Start of DATA ROWS

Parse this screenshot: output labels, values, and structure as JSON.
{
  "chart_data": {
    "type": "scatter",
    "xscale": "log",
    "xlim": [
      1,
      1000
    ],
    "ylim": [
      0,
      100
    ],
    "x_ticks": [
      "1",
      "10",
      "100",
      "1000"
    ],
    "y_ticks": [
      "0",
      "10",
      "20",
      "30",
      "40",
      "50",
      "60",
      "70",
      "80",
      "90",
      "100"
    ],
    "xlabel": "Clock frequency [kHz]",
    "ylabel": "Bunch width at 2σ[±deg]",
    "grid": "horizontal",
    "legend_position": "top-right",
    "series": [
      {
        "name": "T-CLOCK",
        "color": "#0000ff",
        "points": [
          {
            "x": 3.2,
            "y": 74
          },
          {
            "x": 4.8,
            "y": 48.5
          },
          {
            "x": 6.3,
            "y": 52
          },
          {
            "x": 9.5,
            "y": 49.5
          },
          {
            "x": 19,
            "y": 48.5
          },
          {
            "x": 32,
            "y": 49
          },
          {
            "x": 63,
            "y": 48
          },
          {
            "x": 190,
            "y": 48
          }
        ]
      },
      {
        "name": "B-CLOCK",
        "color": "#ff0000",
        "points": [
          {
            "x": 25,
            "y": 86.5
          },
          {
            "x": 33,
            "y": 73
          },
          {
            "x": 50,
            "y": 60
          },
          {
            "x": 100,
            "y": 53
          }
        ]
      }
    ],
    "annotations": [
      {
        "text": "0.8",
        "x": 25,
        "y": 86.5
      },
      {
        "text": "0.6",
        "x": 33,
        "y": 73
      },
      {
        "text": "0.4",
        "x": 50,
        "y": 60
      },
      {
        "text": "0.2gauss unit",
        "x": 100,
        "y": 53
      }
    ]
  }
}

End of DATA ROWS

**YOUR OBJECTIVE:** Take every line from the data that contains the word "text".

**EXERCISE ANSWER:**
        "text": "0.8",
        "text": "0.6",
        "text": "0.4",
        "text": "0.2gauss unit",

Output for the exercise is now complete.